**To be done**
In the data, extract each line that holds the string "Difference".

___ Entries supplied ___

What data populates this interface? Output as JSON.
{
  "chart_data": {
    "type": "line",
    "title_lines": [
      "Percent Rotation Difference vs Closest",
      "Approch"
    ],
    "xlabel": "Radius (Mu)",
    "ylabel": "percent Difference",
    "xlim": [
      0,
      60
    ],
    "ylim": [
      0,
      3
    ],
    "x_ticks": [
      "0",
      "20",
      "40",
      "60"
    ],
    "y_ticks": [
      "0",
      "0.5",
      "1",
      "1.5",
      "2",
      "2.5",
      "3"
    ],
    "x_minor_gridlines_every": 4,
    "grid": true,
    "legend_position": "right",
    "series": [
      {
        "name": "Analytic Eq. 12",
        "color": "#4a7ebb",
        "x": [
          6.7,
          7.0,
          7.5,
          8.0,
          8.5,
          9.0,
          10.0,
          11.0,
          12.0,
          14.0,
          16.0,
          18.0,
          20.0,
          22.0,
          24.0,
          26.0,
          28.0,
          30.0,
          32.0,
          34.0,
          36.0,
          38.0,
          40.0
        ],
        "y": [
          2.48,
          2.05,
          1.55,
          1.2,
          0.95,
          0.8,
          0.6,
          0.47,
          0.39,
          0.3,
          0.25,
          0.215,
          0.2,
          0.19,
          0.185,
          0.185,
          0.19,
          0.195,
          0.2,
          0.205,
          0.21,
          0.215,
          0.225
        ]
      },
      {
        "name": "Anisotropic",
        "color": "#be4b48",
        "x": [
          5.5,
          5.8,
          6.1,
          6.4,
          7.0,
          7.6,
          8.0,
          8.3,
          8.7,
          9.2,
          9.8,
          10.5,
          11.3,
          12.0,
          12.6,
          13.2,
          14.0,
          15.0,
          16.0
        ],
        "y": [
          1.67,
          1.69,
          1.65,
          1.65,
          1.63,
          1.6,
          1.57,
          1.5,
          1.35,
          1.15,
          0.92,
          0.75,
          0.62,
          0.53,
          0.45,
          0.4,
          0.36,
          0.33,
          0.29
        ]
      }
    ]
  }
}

___
___ Entries supplied ___

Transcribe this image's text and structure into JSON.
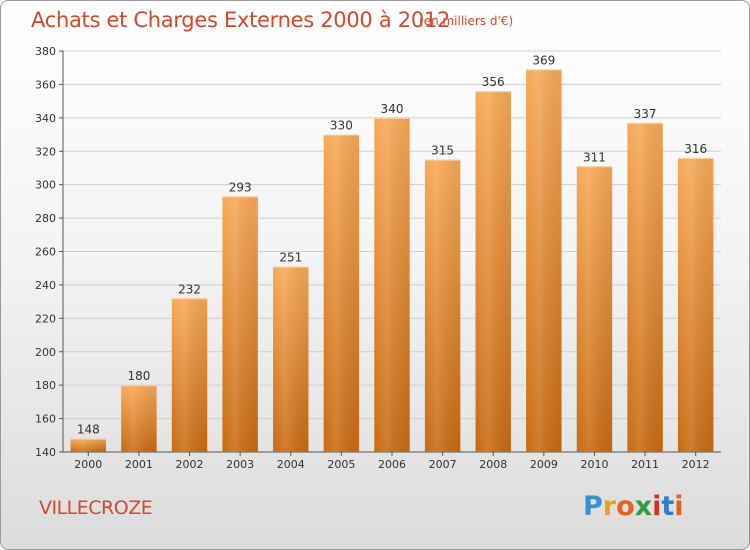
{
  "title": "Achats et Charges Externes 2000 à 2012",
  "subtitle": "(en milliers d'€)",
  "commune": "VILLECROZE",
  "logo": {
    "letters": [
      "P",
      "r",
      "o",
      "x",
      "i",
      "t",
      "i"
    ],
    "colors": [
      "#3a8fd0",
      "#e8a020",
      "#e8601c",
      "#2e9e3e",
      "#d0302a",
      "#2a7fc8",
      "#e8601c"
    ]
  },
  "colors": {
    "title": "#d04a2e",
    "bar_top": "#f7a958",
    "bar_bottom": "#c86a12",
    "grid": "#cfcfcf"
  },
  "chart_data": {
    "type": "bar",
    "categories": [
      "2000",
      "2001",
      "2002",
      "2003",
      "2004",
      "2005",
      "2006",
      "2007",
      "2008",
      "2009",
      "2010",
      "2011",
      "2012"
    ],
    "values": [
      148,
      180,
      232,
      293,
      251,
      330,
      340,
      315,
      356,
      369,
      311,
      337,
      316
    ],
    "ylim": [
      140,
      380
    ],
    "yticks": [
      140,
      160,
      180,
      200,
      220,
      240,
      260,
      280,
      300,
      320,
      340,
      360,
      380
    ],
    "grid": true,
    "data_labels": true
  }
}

___

**Result for this task**
      "Percent Rotation Difference vs Closest",
    "ylabel": "percent Difference",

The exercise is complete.